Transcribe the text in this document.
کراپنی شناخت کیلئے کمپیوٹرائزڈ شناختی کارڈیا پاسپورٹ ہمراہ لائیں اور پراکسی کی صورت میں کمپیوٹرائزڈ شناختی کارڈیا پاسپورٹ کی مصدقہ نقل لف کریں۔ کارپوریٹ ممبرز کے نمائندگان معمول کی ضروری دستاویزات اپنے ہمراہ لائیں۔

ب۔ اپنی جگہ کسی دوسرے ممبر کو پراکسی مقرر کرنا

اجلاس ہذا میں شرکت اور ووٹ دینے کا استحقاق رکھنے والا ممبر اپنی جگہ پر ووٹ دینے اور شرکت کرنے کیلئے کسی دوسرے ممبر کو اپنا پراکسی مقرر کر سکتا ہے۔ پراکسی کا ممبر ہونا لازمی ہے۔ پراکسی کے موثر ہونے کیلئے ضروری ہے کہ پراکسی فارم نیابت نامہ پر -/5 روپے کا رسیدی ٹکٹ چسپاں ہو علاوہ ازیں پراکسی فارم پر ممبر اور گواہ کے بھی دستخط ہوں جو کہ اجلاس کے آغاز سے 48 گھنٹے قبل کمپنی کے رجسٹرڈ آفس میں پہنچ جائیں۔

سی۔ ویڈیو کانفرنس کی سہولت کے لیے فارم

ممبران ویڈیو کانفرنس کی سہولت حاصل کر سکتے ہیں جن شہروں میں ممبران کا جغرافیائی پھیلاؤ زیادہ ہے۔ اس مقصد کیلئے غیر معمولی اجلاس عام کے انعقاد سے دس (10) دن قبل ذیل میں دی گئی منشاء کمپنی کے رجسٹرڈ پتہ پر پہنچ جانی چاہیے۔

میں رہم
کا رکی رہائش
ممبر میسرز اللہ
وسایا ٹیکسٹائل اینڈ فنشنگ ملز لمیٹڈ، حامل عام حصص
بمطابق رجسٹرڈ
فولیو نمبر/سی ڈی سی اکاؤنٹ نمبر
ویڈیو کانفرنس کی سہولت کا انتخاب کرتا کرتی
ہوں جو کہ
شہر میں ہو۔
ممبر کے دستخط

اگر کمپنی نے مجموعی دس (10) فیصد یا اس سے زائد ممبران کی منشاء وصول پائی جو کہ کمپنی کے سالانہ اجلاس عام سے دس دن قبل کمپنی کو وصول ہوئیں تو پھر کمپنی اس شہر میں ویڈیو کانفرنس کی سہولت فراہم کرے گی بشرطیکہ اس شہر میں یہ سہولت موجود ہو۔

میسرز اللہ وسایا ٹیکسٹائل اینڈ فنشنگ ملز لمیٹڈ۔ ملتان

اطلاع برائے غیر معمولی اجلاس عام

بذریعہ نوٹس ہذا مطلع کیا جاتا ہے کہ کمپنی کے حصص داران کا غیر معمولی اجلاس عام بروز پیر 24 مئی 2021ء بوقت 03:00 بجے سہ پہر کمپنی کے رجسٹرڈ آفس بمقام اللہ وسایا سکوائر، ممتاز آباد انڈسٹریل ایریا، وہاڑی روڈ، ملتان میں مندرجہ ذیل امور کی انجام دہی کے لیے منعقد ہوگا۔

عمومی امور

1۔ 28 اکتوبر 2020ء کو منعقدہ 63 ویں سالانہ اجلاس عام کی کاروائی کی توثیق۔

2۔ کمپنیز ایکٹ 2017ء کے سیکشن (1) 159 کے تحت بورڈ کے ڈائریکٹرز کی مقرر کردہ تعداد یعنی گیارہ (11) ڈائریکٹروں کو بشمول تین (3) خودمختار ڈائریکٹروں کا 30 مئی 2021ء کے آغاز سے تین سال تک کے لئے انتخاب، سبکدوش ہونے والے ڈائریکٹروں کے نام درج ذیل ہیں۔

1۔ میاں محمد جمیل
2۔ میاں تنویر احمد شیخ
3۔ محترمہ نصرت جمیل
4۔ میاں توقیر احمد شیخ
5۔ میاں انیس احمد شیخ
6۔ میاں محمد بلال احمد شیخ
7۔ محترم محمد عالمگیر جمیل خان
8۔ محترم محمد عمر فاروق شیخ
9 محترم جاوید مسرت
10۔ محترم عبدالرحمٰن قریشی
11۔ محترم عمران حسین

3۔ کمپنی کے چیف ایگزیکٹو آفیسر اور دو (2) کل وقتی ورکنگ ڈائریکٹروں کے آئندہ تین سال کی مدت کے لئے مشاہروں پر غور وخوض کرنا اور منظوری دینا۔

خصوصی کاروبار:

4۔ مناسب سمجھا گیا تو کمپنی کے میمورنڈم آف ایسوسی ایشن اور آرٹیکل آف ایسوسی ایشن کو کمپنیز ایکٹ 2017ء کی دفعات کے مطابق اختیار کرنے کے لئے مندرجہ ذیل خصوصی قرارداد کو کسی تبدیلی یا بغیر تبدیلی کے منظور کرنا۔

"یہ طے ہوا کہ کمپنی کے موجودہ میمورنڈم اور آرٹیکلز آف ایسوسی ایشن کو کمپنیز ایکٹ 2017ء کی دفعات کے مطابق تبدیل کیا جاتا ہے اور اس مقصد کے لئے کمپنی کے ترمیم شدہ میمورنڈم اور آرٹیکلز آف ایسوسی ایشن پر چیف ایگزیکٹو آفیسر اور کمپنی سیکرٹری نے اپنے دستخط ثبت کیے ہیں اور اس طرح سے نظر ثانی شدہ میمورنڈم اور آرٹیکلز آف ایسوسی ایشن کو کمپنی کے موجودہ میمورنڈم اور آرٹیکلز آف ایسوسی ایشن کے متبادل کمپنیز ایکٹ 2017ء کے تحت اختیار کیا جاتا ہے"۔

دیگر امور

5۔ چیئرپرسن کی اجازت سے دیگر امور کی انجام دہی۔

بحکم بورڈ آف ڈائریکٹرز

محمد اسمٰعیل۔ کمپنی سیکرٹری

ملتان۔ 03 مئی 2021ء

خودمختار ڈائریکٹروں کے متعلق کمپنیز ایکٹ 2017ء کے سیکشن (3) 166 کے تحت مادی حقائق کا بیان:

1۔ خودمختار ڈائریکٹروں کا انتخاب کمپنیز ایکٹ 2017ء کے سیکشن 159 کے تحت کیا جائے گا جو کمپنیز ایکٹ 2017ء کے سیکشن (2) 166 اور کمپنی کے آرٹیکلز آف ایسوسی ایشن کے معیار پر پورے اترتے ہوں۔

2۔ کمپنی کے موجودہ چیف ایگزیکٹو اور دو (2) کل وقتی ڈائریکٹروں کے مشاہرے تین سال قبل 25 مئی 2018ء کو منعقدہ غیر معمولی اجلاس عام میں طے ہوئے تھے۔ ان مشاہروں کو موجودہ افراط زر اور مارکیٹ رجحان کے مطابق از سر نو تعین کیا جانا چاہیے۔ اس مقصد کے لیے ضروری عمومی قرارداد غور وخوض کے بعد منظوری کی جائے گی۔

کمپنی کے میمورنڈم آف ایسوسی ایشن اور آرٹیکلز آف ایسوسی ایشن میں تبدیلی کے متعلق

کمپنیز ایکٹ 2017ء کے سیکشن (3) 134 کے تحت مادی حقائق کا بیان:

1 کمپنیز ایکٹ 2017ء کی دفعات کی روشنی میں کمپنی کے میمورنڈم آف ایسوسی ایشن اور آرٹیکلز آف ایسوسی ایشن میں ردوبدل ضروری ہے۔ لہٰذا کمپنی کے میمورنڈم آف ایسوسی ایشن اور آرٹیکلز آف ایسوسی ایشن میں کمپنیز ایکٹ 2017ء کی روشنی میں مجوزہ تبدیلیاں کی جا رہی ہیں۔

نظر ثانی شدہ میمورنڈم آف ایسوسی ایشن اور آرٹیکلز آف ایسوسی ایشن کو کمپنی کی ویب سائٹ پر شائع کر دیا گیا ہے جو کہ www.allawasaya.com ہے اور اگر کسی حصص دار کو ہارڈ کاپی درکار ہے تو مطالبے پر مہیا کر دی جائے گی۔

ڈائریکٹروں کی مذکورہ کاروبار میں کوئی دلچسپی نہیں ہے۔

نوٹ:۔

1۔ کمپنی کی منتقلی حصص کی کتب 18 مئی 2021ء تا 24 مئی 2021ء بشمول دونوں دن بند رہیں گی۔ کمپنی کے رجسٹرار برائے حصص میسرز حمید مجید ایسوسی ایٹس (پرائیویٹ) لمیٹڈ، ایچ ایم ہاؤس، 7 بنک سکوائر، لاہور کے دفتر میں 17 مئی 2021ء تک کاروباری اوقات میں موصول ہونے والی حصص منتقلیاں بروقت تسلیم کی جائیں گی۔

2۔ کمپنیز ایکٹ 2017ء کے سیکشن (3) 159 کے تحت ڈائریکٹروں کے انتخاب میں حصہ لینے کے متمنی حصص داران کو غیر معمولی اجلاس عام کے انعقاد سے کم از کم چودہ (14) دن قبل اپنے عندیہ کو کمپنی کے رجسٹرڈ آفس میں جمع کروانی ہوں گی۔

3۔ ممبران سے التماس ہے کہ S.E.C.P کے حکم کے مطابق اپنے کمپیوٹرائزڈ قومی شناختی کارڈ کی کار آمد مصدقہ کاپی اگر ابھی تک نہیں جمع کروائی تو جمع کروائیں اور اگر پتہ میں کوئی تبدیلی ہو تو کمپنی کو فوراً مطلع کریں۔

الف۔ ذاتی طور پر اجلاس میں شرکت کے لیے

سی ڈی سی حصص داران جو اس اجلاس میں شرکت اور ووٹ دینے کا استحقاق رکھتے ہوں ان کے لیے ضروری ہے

============================================================

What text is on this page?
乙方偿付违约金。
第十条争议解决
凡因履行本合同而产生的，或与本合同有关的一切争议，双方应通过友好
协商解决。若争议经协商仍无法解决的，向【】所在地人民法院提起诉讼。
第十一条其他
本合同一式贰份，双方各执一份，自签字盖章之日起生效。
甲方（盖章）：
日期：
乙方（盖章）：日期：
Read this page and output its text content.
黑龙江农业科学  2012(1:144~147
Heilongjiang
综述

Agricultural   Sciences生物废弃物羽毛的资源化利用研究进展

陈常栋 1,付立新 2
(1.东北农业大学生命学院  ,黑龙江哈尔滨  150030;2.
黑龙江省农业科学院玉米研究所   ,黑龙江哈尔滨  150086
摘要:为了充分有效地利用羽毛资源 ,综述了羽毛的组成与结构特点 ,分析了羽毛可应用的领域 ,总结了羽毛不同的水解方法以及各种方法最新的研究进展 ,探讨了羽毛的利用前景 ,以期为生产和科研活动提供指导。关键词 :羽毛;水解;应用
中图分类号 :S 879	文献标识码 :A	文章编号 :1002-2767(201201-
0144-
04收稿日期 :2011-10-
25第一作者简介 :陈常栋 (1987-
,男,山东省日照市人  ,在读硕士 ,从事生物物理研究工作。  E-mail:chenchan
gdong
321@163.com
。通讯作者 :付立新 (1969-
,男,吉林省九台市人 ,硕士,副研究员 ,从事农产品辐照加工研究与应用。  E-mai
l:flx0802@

============================================================

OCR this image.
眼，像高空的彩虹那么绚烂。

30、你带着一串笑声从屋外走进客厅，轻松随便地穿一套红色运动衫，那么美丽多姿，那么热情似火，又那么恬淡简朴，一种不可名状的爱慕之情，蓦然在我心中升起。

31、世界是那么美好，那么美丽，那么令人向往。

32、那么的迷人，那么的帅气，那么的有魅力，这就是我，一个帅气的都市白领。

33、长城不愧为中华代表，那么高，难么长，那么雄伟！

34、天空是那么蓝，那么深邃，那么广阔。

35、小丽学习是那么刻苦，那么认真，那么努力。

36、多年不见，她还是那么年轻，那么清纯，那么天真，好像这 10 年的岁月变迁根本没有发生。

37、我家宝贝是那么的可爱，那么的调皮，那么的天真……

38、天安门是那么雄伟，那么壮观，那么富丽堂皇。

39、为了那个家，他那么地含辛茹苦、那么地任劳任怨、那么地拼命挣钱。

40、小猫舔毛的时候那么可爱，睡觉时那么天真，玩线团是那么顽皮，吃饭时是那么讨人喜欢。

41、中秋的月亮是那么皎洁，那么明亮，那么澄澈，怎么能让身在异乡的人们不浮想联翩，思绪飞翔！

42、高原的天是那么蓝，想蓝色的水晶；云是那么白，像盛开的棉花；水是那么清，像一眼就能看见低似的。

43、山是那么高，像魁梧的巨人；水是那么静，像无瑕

============================================================

Say how many lines in the listing above include "بورڈ". Give nothing but the number.

**Solution for this exercise:**
2